Saved data entries:
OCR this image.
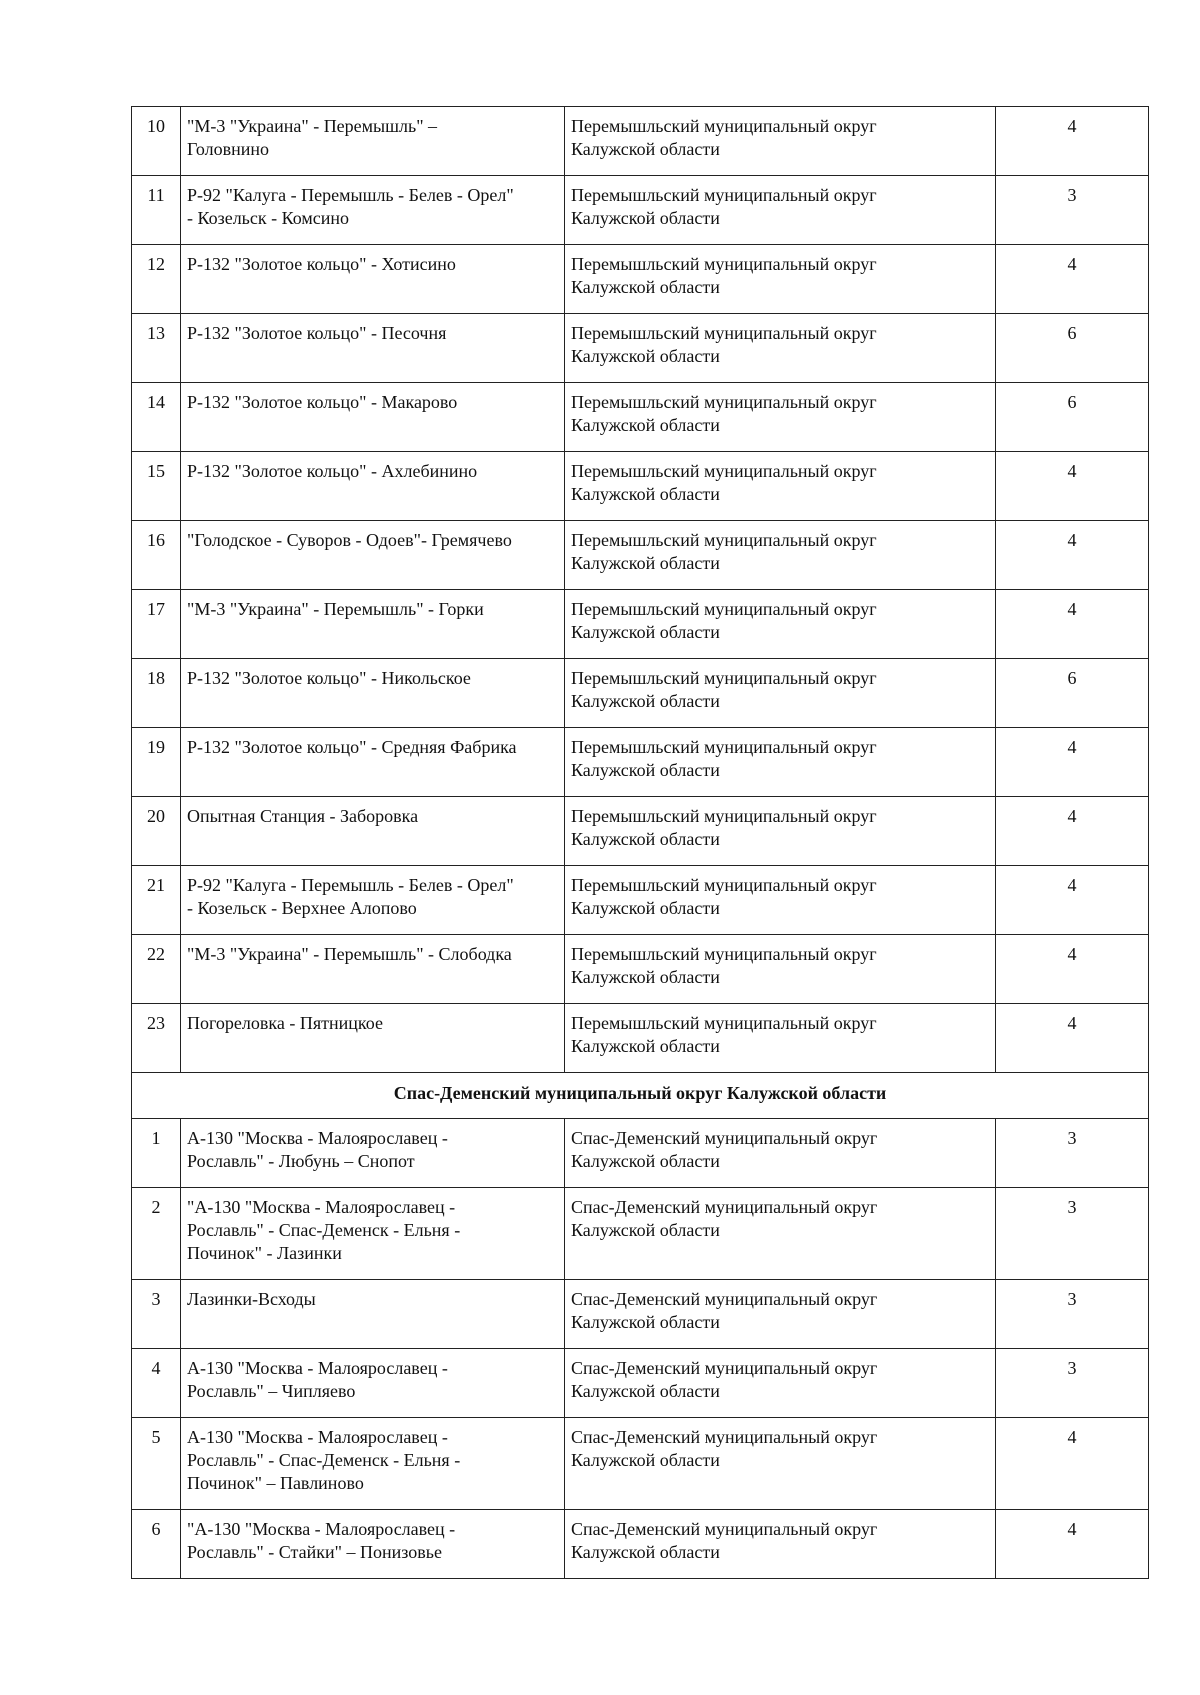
10	"М-3 "Украина" - Перемышль" –
Головнино	Перемышльский муниципальный округ
Калужской области	4
11	Р-92 "Калуга - Перемышль - Белев - Орел"
- Козельск - Комсино	Перемышльский муниципальный округ
Калужской области	3
12	Р-132 "Золотое кольцо" - Хотисино	Перемышльский муниципальный округ
Калужской области	4
13	Р-132 "Золотое кольцо" - Песочня	Перемышльский муниципальный округ
Калужской области	6
14	Р-132 "Золотое кольцо" - Макарово	Перемышльский муниципальный округ
Калужской области	6
15	Р-132 "Золотое кольцо" - Ахлебинино	Перемышльский муниципальный округ
Калужской области	4
16	"Голодское - Суворов - Одоев"- Гремячево	Перемышльский муниципальный округ
Калужской области	4
17	"М-3 "Украина" - Перемышль" - Горки	Перемышльский муниципальный округ
Калужской области	4
18	Р-132 "Золотое кольцо" - Никольское	Перемышльский муниципальный округ
Калужской области	6
19	Р-132 "Золотое кольцо" - Средняя Фабрика	Перемышльский муниципальный округ
Калужской области	4
20	Опытная Станция - Заборовка	Перемышльский муниципальный округ
Калужской области	4
21	Р-92 "Калуга - Перемышль - Белев - Орел"
- Козельск - Верхнее Алопово	Перемышльский муниципальный округ
Калужской области	4
22	"М-3 "Украина" - Перемышль" - Слободка	Перемышльский муниципальный округ
Калужской области	4
23	Погореловка - Пятницкое	Перемышльский муниципальный округ
Калужской области	4
Спас-Деменский муниципальный округ Калужской области			
1	А-130 "Москва - Малоярославец -
Рославль" - Любунь – Снопот	Спас-Деменский муниципальный округ
Калужской области	3
2	"А-130 "Москва - Малоярославец -
Рославль" - Спас-Деменск - Ельня -
Починок" - Лазинки	Спас-Деменский муниципальный округ
Калужской области	3
3	Лазинки-Всходы	Спас-Деменский муниципальный округ
Калужской области	3
4	А-130 "Москва - Малоярославец -
Рославль" – Чипляево	Спас-Деменский муниципальный округ
Калужской области	3
5	А-130 "Москва - Малоярославец -
Рославль" - Спас-Деменск - Ельня -
Починок" – Павлиново	Спас-Деменский муниципальный округ
Калужской области	4
6	"А-130 "Москва - Малоярославец -
Рославль" - Стайки" – Понизовье	Спас-Деменский муниципальный округ
Калужской области	4
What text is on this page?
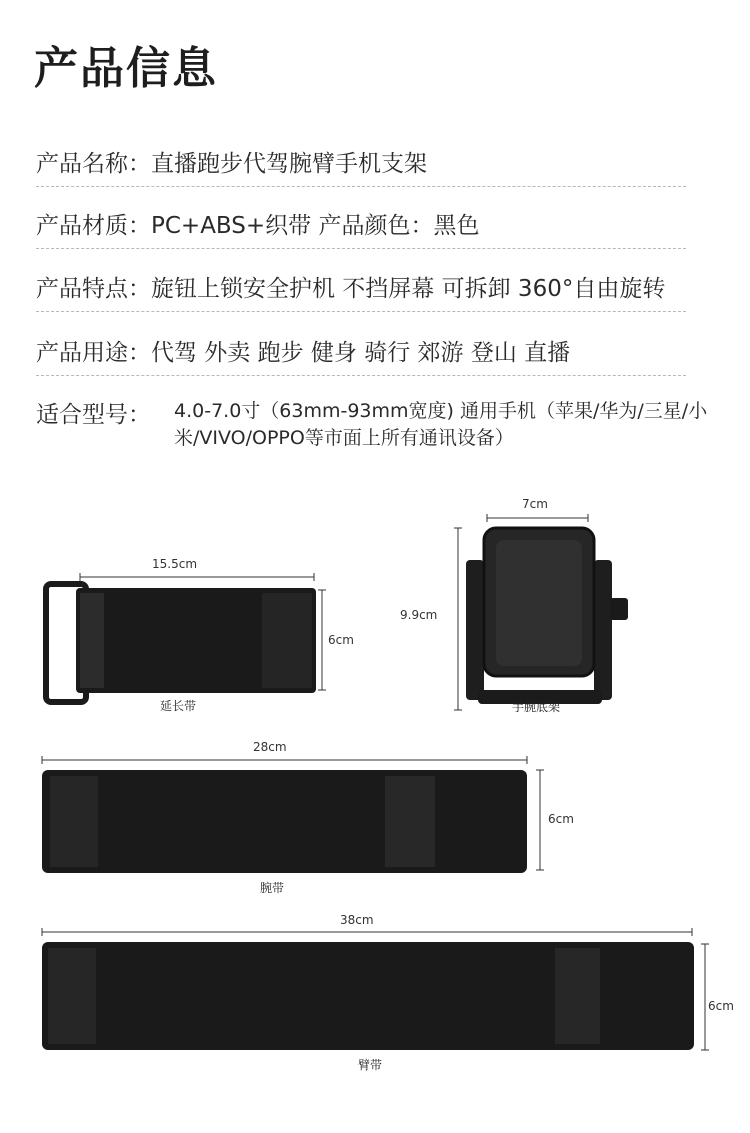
产品信息
产品名称：直播跑步代驾腕臂手机支架
产品材质：PC+ABS+织带 产品颜色：黑色
产品特点：旋钮上锁安全护机 不挡屏幕 可拆卸 360°自由旋转
产品用途：代驾 外卖 跑步 健身 骑行 郊游 登山 直播
适合型号： 4.0-7.0寸（63mm-93mm宽度) 通用手机（苹果/华为/三星/小米/VIVO/OPPO等市面上所有通讯设备）
15.5cm
6cm
延长带
7cm
9.9cm
手腕底架
28cm
6cm
腕带
38cm
6cm
臂带
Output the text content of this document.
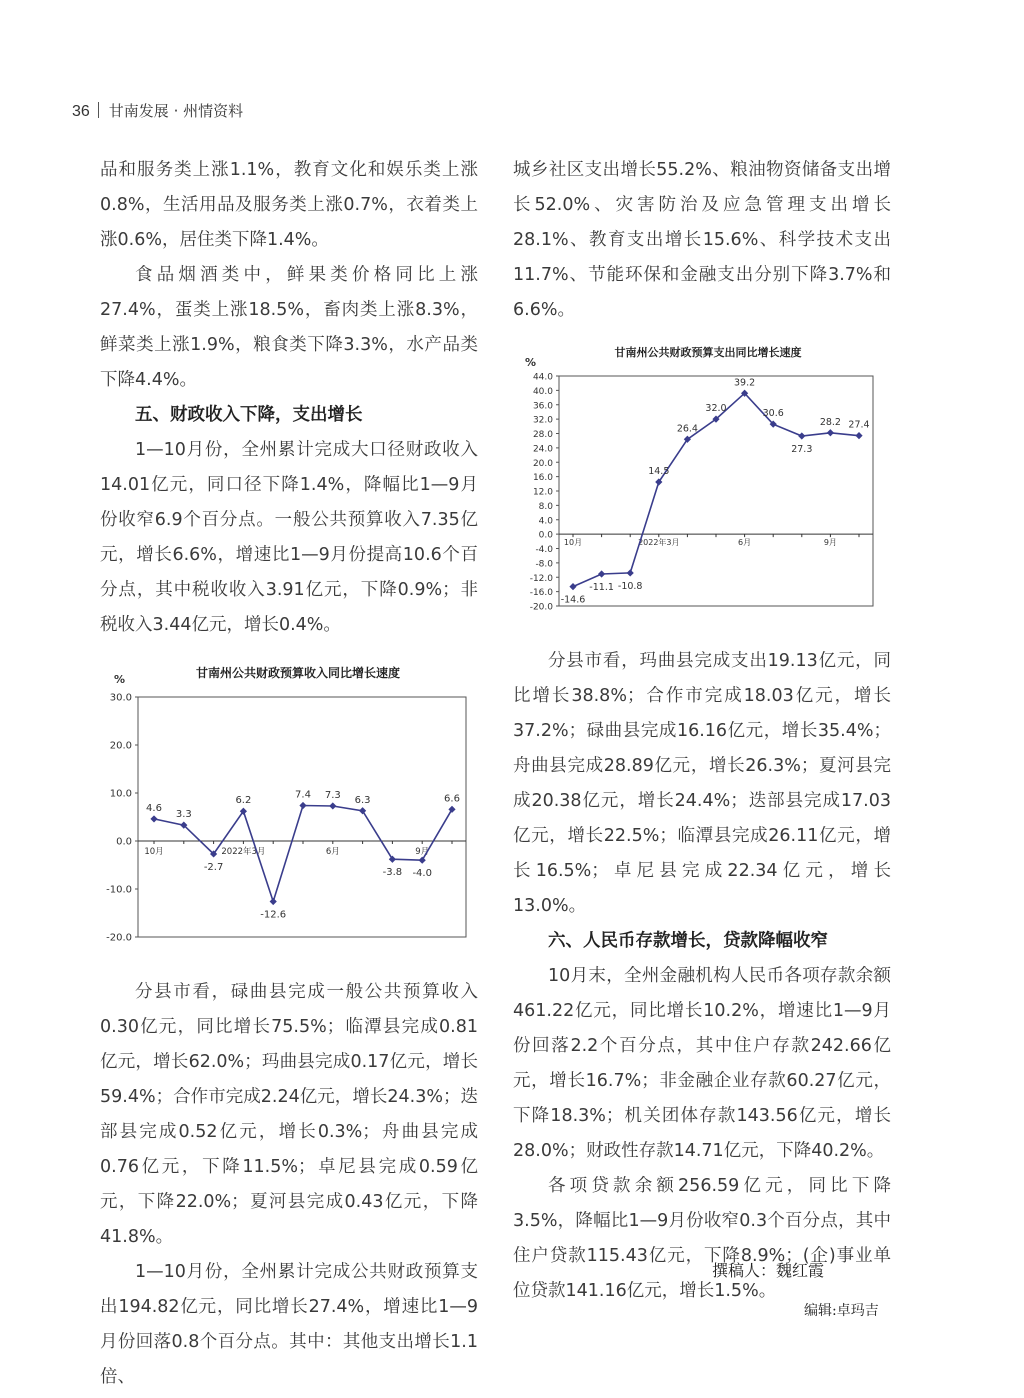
36 甘南发展 · 州情资料

品和服务类上涨1.1%，教育文化和娱乐类上涨0.8%，生活用品及服务类上涨0.7%，衣着类上涨0.6%，居住类下降1.4%。

食品烟酒类中，鲜果类价格同比上涨27.4%，蛋类上涨18.5%，畜肉类上涨8.3%，鲜菜类上涨1.9%，粮食类下降3.3%，水产品类下降4.4%。

五、财政收入下降，支出增长

1—10月份，全州累计完成大口径财政收入14.01亿元，同口径下降1.4%，降幅比1—9月份收窄6.9个百分点。一般公共预算收入7.35亿元，增长6.6%，增速比1—9月份提高10.6个百分点，其中税收收入3.91亿元，下降0.9%；非税收入3.44亿元，增长0.4%。

甘南州公共财政预算收入同比增长速度
%
30.0
20.0
10.0
0.0
-10.0
-20.0
10月	2022年3月	6月	9月
4.6
3.3
-2.7
6.2
-12.6
7.4 7.3 6.3
-3.8 -4.0
6.6

分县市看，碌曲县完成一般公共预算收入0.30亿元，同比增长75.5%；临潭县完成0.81亿元，增长62.0%；玛曲县完成0.17亿元，增长59.4%；合作市完成2.24亿元，增长24.3%；迭部县完成0.52亿元，增长0.3%；舟曲县完成0.76亿元，下降11.5%；卓尼县完成0.59亿元，下降22.0%；夏河县完成0.43亿元，下降41.8%。

1—10月份，全州累计完成公共财政预算支出194.82亿元，同比增长27.4%，增速比1—9月份回落0.8个百分点。其中：其他支出增长1.1倍、

城乡社区支出增长55.2%、粮油物资储备支出增长52.0%、灾害防治及应急管理支出增长28.1%、教育支出增长15.6%、科学技术支出11.7%、节能环保和金融支出分别下降3.7%和6.6%。

甘南州公共财政预算支出同比增长速度
%
44.0
40.0
36.0
32.0
28.0
24.0
20.0
16.0
12.0
8.0
4.0
0.0
-4.0
-8.0
-12.0
-16.0
-20.0
10月	2022年3月	6月	9月
-14.6
-11.1 -10.8
14.5
26.4
32.0
39.2
30.6
27.3
28.2 27.4

分县市看，玛曲县完成支出19.13亿元，同比增长38.8%；合作市完成18.03亿元，增长37.2%；碌曲县完成16.16亿元，增长35.4%；舟曲县完成28.89亿元，增长26.3%；夏河县完成20.38亿元，增长24.4%；迭部县完成17.03亿元，增长22.5%；临潭县完成26.11亿元，增长16.5%；卓尼县完成22.34亿元，增长13.0%。

六、人民币存款增长，贷款降幅收窄

10月末，全州金融机构人民币各项存款余额461.22亿元，同比增长10.2%，增速比1—9月份回落2.2个百分点，其中住户存款242.66亿元，增长16.7%；非金融企业存款60.27亿元，下降18.3%；机关团体存款143.56亿元，增长28.0%；财政性存款14.71亿元，下降40.2%。

各项贷款余额256.59亿元，同比下降3.5%，降幅比1—9月份收窄0.3个百分点，其中住户贷款115.43亿元，下降8.9%；(企)事业单位贷款141.16亿元，增长1.5%。

撰稿人：魏红霞
编辑:卓玛吉
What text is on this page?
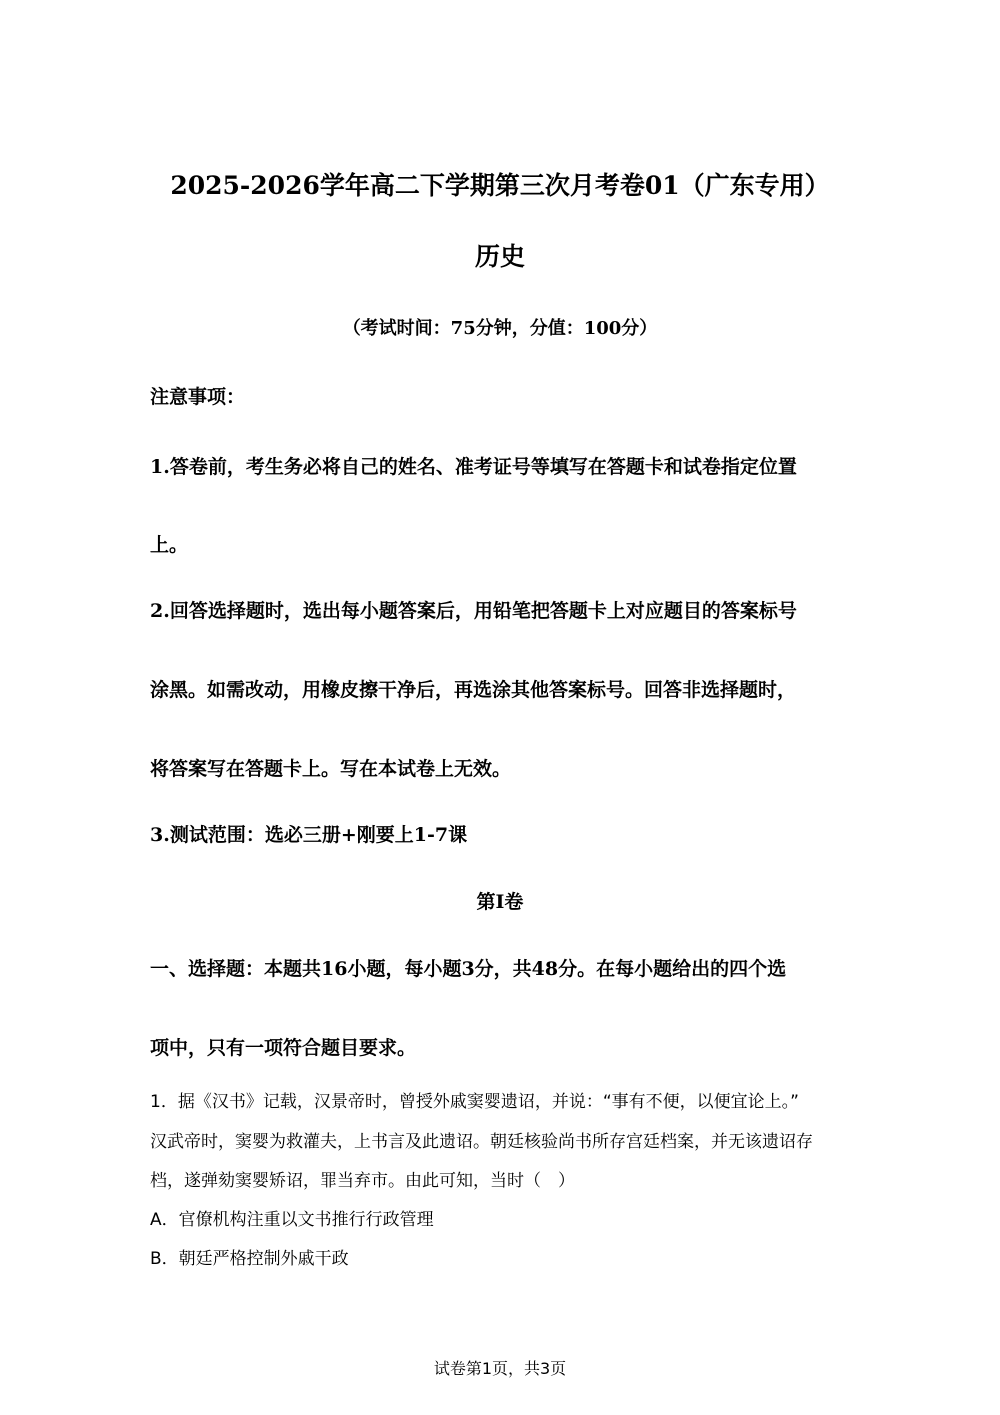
2025-2026学年高二下学期第三次月考卷01（广东专用）
历史
（考试时间：75分钟，分值：100分）
注意事项：
1.答卷前，考生务必将自己的姓名、准考证号等填写在答题卡和试卷指定位置
上。
2.回答选择题时，选出每小题答案后，用铅笔把答题卡上对应题目的答案标号
涂黑。如需改动，用橡皮擦干净后，再选涂其他答案标号。回答非选择题时，
将答案写在答题卡上。写在本试卷上无效。
3.测试范围：选必三册+刚要上1-7课
第Ⅰ卷
一、选择题：本题共16小题，每小题3分，共48分。在每小题给出的四个选
项中，只有一项符合题目要求。
1．据《汉书》记载，汉景帝时，曾授外戚窦婴遗诏，并说：“事有不便，以便宜论上。”
汉武帝时，窦婴为救灌夫，上书言及此遗诏。朝廷核验尚书所存宫廷档案，并无该遗诏存
档，遂弹劾窦婴矫诏，罪当弃市。由此可知，当时（　）
A．官僚机构注重以文书推行行政管理
B．朝廷严格控制外戚干政
试卷第1页，共3页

▶ [WORK TO BE COMPLETED] Locate the lines above that contain "Малоярославец" and copy them.

▶ [OUTPUT FOR THIS EXERCISE]
1	А-130 "Москва - Малоярославец -
2	"А-130 "Москва - Малоярославец -
4	А-130 "Москва - Малоярославец -
5	А-130 "Москва - Малоярославец -
6	"А-130 "Москва - Малоярославец -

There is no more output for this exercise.